─── Input ───
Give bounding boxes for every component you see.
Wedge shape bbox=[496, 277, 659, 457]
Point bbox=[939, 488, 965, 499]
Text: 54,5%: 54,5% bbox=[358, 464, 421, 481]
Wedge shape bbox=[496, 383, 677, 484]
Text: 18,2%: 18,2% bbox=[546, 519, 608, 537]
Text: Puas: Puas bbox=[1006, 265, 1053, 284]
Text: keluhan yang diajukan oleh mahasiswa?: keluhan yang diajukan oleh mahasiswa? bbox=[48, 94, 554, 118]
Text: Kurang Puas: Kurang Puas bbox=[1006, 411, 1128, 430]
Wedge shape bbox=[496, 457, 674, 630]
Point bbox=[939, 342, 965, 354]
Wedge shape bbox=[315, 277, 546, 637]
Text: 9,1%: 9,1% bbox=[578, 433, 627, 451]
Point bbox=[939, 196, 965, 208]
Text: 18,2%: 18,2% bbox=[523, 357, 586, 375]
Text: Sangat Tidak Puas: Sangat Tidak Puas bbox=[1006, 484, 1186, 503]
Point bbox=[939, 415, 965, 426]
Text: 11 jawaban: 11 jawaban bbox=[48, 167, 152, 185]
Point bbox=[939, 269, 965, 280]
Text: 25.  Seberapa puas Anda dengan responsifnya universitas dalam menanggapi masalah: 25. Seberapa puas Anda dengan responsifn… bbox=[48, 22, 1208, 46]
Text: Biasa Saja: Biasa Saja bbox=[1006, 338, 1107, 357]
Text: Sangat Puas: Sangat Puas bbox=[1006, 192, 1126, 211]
───
## [Given instruction]
List everything in the data from the start down through the line containing "Point bbox=[939, 269, 965, 280]", numbered and with blank lines omitted.

## [Written answer]
1. Give bounding boxes for every component you see.
2. Wedge shape bbox=[496, 277, 659, 457]
3. Point bbox=[939, 488, 965, 499]
4. Text: 54,5%: 54,5% bbox=[358, 464, 421, 481]
5. Wedge shape bbox=[496, 383, 677, 484]
6. Text: 18,2%: 18,2% bbox=[546, 519, 608, 537]
7. Text: Puas: Puas bbox=[1006, 265, 1053, 284]
8. Text: keluhan yang diajukan oleh mahasiswa?: keluhan yang diajukan oleh mahasiswa? bbox=[48, 94, 554, 118]
9. Text: Kurang Puas: Kurang Puas bbox=[1006, 411, 1128, 430]
10. Wedge shape bbox=[496, 457, 674, 630]
11. Point bbox=[939, 342, 965, 354]
12. Wedge shape bbox=[315, 277, 546, 637]
13. Text: 9,1%: 9,1% bbox=[578, 433, 627, 451]
14. Point bbox=[939, 196, 965, 208]
15. Text: 18,2%: 18,2% bbox=[523, 357, 586, 375]
16. Text: Sangat Tidak Puas: Sangat Tidak Puas bbox=[1006, 484, 1186, 503]
17. Point bbox=[939, 415, 965, 426]
18. Text: 11 jawaban: 11 jawaban bbox=[48, 167, 152, 185]
19. Point bbox=[939, 269, 965, 280]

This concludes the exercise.